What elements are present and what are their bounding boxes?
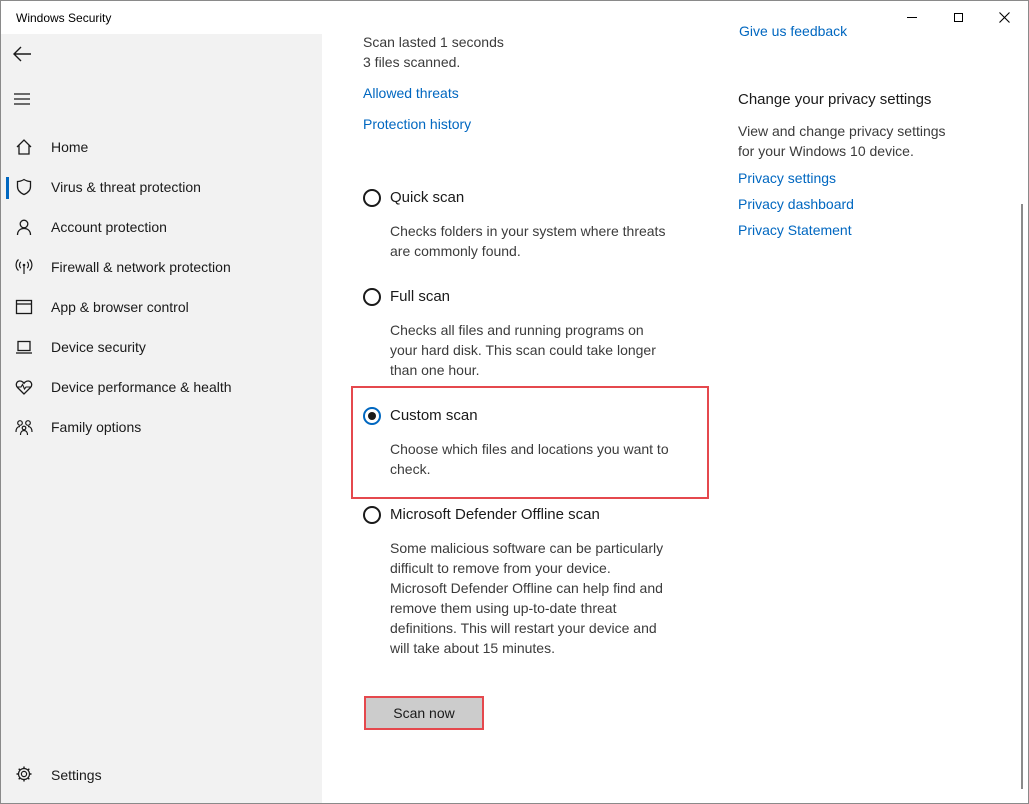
sidebar-item-label: Home <box>51 139 89 155</box>
minimize-icon <box>907 17 917 18</box>
sidebar-item-label: Family options <box>51 419 142 435</box>
sidebar-item-label: App & browser control <box>51 299 189 315</box>
description-line: Microsoft Defender Offline can help find… <box>390 580 663 596</box>
quick-scan-label[interactable]: Quick scan <box>390 189 464 206</box>
description-line: definitions. This will restart your devi… <box>390 620 657 636</box>
description-line: difficult to remove from your device. <box>390 560 611 576</box>
description-line: Checks all files and running programs on <box>390 322 644 338</box>
sidebar-item-firewall-network-protection[interactable]: Firewall & network protection <box>1 249 322 285</box>
description-line: are commonly found. <box>390 243 521 259</box>
sidebar-item-device-security[interactable]: Device security <box>1 329 322 365</box>
shield-icon <box>15 178 33 196</box>
custom-scan-radio[interactable] <box>363 407 381 425</box>
app-window-icon <box>15 298 33 316</box>
heart-pulse-icon <box>15 378 33 396</box>
description-line: check. <box>390 461 431 477</box>
sidebar-item-label: Account protection <box>51 219 167 235</box>
main-content: Scan lasted 1 seconds 3 files scanned. A… <box>322 23 1028 803</box>
sidebar-item-label: Firewall & network protection <box>51 259 231 275</box>
windows-security-window: Windows Security Home Virus & threat pro… <box>0 0 1029 804</box>
family-icon <box>15 418 33 436</box>
give-feedback-link[interactable]: Give us feedback <box>739 21 847 41</box>
scrollbar-thumb[interactable] <box>1021 204 1023 789</box>
privacy-statement-link[interactable]: Privacy Statement <box>738 220 852 240</box>
description-line: View and change privacy settings <box>738 123 946 139</box>
description-line: Some malicious software can be particula… <box>390 540 664 556</box>
description-line: than one hour. <box>390 362 480 378</box>
allowed-threats-link[interactable]: Allowed threats <box>363 83 459 103</box>
settings-label: Settings <box>51 767 102 783</box>
quick-scan-radio[interactable] <box>363 189 381 207</box>
laptop-icon <box>15 338 33 356</box>
sidebar-item-virus-threat-protection[interactable]: Virus & threat protection <box>1 169 322 205</box>
vertical-scrollbar[interactable] <box>1018 34 1028 803</box>
quick-scan-description: Checks folders in your system where thre… <box>390 221 665 261</box>
window-title: Windows Security <box>16 11 112 25</box>
close-button[interactable] <box>981 1 1027 34</box>
maximize-button[interactable] <box>935 1 981 34</box>
description-line: remove them using up-to-date threat <box>390 600 617 616</box>
offline-scan-radio[interactable] <box>363 506 381 524</box>
protection-history-link[interactable]: Protection history <box>363 114 471 134</box>
sidebar-item-home[interactable]: Home <box>1 129 322 165</box>
minimize-button[interactable] <box>889 1 935 34</box>
privacy-description: View and change privacy settings for you… <box>738 121 946 161</box>
full-scan-description: Checks all files and running programs on… <box>390 320 656 380</box>
privacy-dashboard-link[interactable]: Privacy dashboard <box>738 194 854 214</box>
sidebar-item-label: Virus & threat protection <box>51 179 201 195</box>
sidebar-item-settings[interactable]: Settings <box>1 756 322 792</box>
gear-icon <box>15 765 33 783</box>
close-icon <box>998 12 1010 23</box>
scan-duration-text: Scan lasted 1 seconds <box>363 34 504 50</box>
description-line: for your Windows 10 device. <box>738 143 914 159</box>
sidebar-item-account-protection[interactable]: Account protection <box>1 209 322 245</box>
hamburger-icon <box>14 93 30 105</box>
sidebar-item-label: Device security <box>51 339 146 355</box>
full-scan-radio[interactable] <box>363 288 381 306</box>
home-icon <box>15 138 33 156</box>
description-line: Checks folders in your system where thre… <box>390 223 666 239</box>
title-bar: Windows Security <box>1 1 1028 34</box>
custom-scan-label[interactable]: Custom scan <box>390 407 478 424</box>
privacy-settings-link[interactable]: Privacy settings <box>738 168 836 188</box>
back-button[interactable] <box>11 42 35 66</box>
sidebar-item-family-options[interactable]: Family options <box>1 409 322 445</box>
scan-now-button[interactable]: Scan now <box>364 696 484 730</box>
sidebar-item-label: Device performance & health <box>51 379 232 395</box>
description-line: Choose which files and locations you wan… <box>390 441 669 457</box>
offline-scan-label[interactable]: Microsoft Defender Offline scan <box>390 506 600 523</box>
sidebar-item-device-performance-health[interactable]: Device performance & health <box>1 369 322 405</box>
full-scan-label[interactable]: Full scan <box>390 288 450 305</box>
description-line: will take about 15 minutes. <box>390 640 555 656</box>
privacy-heading: Change your privacy settings <box>738 91 932 108</box>
maximize-icon <box>953 13 963 22</box>
wifi-antenna-icon <box>15 258 33 276</box>
sidebar: Home Virus & threat protection Account p… <box>1 34 322 803</box>
sidebar-item-app-browser-control[interactable]: App & browser control <box>1 289 322 325</box>
files-scanned-text: 3 files scanned. <box>363 54 461 70</box>
back-arrow-icon <box>13 46 31 62</box>
description-line: your hard disk. This scan could take lon… <box>390 342 656 358</box>
offline-scan-description: Some malicious software can be particula… <box>390 538 663 658</box>
custom-scan-description: Choose which files and locations you wan… <box>390 439 669 479</box>
person-icon <box>15 218 33 236</box>
menu-button[interactable] <box>13 91 33 107</box>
▬▬▬▬▬▬
:: EXERCISE BRIEF ::
Return the material above verbatim, minus the pictures.

:: EXERCISE RESULT ::
What elements are present and what are their bounding boxes?
sidebar-item-label: Home <box>51 139 89 155</box>
minimize-icon <box>907 17 917 18</box>
sidebar-item-label: Family options <box>51 419 142 435</box>
sidebar-item-label: App & browser control <box>51 299 189 315</box>
description-line: Microsoft Defender Offline can help find… <box>390 580 663 596</box>
quick-scan-label[interactable]: Quick scan <box>390 189 464 206</box>
description-line: definitions. This will restart your devi… <box>390 620 657 636</box>
description-line: difficult to remove from your device. <box>390 560 611 576</box>
description-line: Checks all files and running programs on <box>390 322 644 338</box>
sidebar-item-firewall-network-protection[interactable]: Firewall & network protection <box>1 249 322 285</box>
description-line: are commonly found. <box>390 243 521 259</box>
sidebar-item-device-security[interactable]: Device security <box>1 329 322 365</box>
shield-icon <box>15 178 33 196</box>
custom-scan-radio[interactable] <box>363 407 381 425</box>
app-window-icon <box>15 298 33 316</box>
heart-pulse-icon <box>15 378 33 396</box>
description-line: check. <box>390 461 431 477</box>
sidebar-item-label: Account protection <box>51 219 167 235</box>
main-content: Scan lasted 1 seconds 3 files scanned. A… <box>322 23 1028 803</box>
sidebar-item-label: Firewall & network protection <box>51 259 231 275</box>
windows-security-window: Windows Security Home Virus & threat pro… <box>0 0 1029 804</box>
family-icon <box>15 418 33 436</box>
give-feedback-link[interactable]: Give us feedback <box>739 21 847 41</box>
scrollbar-thumb[interactable] <box>1021 204 1023 789</box>
privacy-statement-link[interactable]: Privacy Statement <box>738 220 852 240</box>
description-line: View and change privacy settings <box>738 123 946 139</box>
description-line: Some malicious software can be particula… <box>390 540 664 556</box>
description-line: than one hour. <box>390 362 480 378</box>
allowed-threats-link[interactable]: Allowed threats <box>363 83 459 103</box>
settings-label: Settings <box>51 767 102 783</box>
quick-scan-radio[interactable] <box>363 189 381 207</box>
laptop-icon <box>15 338 33 356</box>
sidebar-item-virus-threat-protection[interactable]: Virus & threat protection <box>1 169 322 205</box>
vertical-scrollbar[interactable] <box>1018 34 1028 803</box>
quick-scan-description: Checks folders in your system where thre… <box>390 221 665 261</box>
window-title: Windows Security <box>16 11 112 25</box>
close-button[interactable] <box>981 1 1027 34</box>
maximize-button[interactable] <box>935 1 981 34</box>
description-line: remove them using up-to-date threat <box>390 600 617 616</box>
offline-scan-radio[interactable] <box>363 506 381 524</box>
protection-history-link[interactable]: Protection history <box>363 114 471 134</box>
sidebar-item-home[interactable]: Home <box>1 129 322 165</box>
minimize-button[interactable] <box>889 1 935 34</box>
privacy-description: View and change privacy settings for you… <box>738 121 946 161</box>
full-scan-description: Checks all files and running programs on… <box>390 320 656 380</box>
privacy-dashboard-link[interactable]: Privacy dashboard <box>738 194 854 214</box>
sidebar-item-label: Virus & threat protection <box>51 179 201 195</box>
sidebar-item-settings[interactable]: Settings <box>1 756 322 792</box>
gear-icon <box>15 765 33 783</box>
close-icon <box>998 12 1010 23</box>
scan-duration-text: Scan lasted 1 seconds <box>363 34 504 50</box>
description-line: for your Windows 10 device. <box>738 143 914 159</box>
sidebar-item-account-protection[interactable]: Account protection <box>1 209 322 245</box>
hamburger-icon <box>14 93 30 105</box>
sidebar-item-label: Device security <box>51 339 146 355</box>
full-scan-radio[interactable] <box>363 288 381 306</box>
home-icon <box>15 138 33 156</box>
description-line: Checks folders in your system where thre… <box>390 223 666 239</box>
title-bar: Windows Security <box>1 1 1028 34</box>
custom-scan-label[interactable]: Custom scan <box>390 407 478 424</box>
privacy-settings-link[interactable]: Privacy settings <box>738 168 836 188</box>
back-button[interactable] <box>11 42 35 66</box>
sidebar-item-family-options[interactable]: Family options <box>1 409 322 445</box>
scan-now-button[interactable]: Scan now <box>364 696 484 730</box>
sidebar-item-label: Device performance & health <box>51 379 232 395</box>
description-line: Choose which files and locations you wan… <box>390 441 669 457</box>
offline-scan-label[interactable]: Microsoft Defender Offline scan <box>390 506 600 523</box>
sidebar-item-device-performance-health[interactable]: Device performance & health <box>1 369 322 405</box>
full-scan-label[interactable]: Full scan <box>390 288 450 305</box>
description-line: will take about 15 minutes. <box>390 640 555 656</box>
privacy-heading: Change your privacy settings <box>738 91 932 108</box>
maximize-icon <box>953 13 963 22</box>
wifi-antenna-icon <box>15 258 33 276</box>
sidebar: Home Virus & threat protection Account p… <box>1 34 322 803</box>
sidebar-item-app-browser-control[interactable]: App & browser control <box>1 289 322 325</box>
files-scanned-text: 3 files scanned. <box>363 54 461 70</box>
back-arrow-icon <box>13 46 31 62</box>
description-line: your hard disk. This scan could take lon… <box>390 342 656 358</box>
offline-scan-description: Some malicious software can be particula… <box>390 538 663 658</box>
custom-scan-description: Choose which files and locations you wan… <box>390 439 669 479</box>
person-icon <box>15 218 33 236</box>
menu-button[interactable] <box>13 91 33 107</box>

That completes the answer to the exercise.